**STATED PROBLEM**
Pick out all lines with the word "content" from the records that follow.

=== PROVIDED INFORMATION ===

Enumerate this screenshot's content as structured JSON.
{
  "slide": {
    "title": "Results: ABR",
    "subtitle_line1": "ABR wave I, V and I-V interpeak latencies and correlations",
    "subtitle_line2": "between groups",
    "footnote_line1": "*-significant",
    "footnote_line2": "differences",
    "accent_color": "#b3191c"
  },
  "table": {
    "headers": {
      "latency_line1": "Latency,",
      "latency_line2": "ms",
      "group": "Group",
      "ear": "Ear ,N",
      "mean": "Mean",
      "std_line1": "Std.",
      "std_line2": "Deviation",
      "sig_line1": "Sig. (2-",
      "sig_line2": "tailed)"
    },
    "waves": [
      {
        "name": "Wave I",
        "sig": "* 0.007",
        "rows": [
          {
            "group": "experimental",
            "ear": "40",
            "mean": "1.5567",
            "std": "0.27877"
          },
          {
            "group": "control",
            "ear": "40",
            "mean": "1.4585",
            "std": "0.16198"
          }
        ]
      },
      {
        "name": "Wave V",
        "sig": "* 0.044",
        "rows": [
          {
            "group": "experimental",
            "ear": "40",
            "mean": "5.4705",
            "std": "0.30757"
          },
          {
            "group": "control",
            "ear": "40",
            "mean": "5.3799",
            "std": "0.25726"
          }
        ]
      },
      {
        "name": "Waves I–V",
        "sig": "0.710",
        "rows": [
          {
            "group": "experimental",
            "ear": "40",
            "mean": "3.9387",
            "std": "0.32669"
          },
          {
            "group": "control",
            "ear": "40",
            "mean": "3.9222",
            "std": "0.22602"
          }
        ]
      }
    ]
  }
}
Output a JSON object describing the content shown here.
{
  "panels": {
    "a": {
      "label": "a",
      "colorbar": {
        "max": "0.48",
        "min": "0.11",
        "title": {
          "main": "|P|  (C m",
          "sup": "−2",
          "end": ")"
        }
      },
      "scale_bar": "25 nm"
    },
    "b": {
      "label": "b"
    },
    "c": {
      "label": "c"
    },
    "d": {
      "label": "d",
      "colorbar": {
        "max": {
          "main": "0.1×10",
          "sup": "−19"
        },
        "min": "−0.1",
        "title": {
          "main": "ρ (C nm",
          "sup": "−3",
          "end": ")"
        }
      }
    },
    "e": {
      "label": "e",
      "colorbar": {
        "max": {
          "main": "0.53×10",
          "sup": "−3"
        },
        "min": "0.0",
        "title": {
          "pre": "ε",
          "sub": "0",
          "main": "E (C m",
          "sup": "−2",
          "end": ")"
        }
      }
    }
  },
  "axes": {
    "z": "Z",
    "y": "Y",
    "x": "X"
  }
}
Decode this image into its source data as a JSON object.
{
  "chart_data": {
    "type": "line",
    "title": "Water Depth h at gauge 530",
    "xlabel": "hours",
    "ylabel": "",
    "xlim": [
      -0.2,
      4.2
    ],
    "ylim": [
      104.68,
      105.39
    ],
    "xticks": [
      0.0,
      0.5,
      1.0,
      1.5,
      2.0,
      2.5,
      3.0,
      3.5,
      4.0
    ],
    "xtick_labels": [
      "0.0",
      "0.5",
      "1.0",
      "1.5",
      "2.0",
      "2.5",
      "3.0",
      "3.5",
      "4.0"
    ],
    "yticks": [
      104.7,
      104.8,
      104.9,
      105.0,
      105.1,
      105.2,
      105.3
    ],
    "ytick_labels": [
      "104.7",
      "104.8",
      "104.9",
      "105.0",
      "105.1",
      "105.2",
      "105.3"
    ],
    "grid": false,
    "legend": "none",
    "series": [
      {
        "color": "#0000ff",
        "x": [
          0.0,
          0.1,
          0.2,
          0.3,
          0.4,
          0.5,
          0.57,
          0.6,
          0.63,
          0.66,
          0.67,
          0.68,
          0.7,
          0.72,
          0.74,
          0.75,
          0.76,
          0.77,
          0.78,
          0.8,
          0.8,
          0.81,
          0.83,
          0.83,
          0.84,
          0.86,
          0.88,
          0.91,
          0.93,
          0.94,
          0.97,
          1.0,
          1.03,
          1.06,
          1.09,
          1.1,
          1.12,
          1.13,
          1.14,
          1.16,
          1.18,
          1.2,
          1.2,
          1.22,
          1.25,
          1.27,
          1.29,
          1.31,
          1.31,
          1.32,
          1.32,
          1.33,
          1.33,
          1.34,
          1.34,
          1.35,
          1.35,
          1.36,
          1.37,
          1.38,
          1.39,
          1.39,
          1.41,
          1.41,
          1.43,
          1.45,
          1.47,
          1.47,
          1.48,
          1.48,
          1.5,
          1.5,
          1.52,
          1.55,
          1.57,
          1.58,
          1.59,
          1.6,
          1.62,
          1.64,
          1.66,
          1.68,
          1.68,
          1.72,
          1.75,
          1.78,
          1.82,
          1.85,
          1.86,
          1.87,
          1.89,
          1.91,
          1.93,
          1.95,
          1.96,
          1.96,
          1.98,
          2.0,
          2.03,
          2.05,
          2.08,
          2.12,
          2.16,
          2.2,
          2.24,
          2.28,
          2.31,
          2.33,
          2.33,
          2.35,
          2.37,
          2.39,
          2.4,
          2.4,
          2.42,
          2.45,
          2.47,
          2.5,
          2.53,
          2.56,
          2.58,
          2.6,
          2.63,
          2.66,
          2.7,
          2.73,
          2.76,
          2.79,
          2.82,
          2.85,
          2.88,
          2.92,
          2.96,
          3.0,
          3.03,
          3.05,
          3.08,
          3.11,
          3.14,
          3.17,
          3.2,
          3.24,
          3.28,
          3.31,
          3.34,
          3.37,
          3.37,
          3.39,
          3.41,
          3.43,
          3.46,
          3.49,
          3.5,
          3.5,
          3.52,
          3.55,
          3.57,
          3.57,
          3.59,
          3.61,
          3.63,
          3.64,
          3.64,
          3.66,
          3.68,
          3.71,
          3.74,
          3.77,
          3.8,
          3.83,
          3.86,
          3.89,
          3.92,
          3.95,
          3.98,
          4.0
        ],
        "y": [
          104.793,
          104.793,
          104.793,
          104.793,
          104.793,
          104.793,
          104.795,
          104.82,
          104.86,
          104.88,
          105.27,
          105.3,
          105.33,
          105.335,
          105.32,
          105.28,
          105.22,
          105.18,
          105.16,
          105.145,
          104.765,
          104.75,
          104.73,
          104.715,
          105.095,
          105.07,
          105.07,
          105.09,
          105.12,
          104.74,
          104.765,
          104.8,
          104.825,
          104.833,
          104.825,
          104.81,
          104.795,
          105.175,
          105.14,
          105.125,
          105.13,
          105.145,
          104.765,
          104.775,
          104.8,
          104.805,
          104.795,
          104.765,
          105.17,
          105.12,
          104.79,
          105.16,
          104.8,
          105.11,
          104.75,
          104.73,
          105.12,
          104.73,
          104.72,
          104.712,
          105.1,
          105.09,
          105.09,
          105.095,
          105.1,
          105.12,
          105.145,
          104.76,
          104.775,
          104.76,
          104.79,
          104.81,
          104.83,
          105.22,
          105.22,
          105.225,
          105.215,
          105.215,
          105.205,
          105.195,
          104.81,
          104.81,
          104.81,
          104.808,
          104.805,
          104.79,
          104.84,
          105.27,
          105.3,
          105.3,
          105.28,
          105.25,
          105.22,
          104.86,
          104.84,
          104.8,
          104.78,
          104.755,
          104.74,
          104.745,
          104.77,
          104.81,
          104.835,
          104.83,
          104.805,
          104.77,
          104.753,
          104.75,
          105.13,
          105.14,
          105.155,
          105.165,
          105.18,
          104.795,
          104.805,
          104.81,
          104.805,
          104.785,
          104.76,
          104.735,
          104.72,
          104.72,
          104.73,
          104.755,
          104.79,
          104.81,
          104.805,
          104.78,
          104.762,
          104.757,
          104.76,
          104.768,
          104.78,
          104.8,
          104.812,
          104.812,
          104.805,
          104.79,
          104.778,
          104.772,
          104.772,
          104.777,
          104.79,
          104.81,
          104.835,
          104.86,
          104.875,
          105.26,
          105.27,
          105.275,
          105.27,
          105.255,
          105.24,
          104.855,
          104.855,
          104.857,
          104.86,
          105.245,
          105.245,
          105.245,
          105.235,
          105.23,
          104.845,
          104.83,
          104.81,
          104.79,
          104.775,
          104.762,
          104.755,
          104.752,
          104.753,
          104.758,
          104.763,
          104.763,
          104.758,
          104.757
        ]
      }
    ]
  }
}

===

**ANSWER TO THIS TASK**
Enumerate this screenshot's content as structured JSON.
Output a JSON object describing the content shown here.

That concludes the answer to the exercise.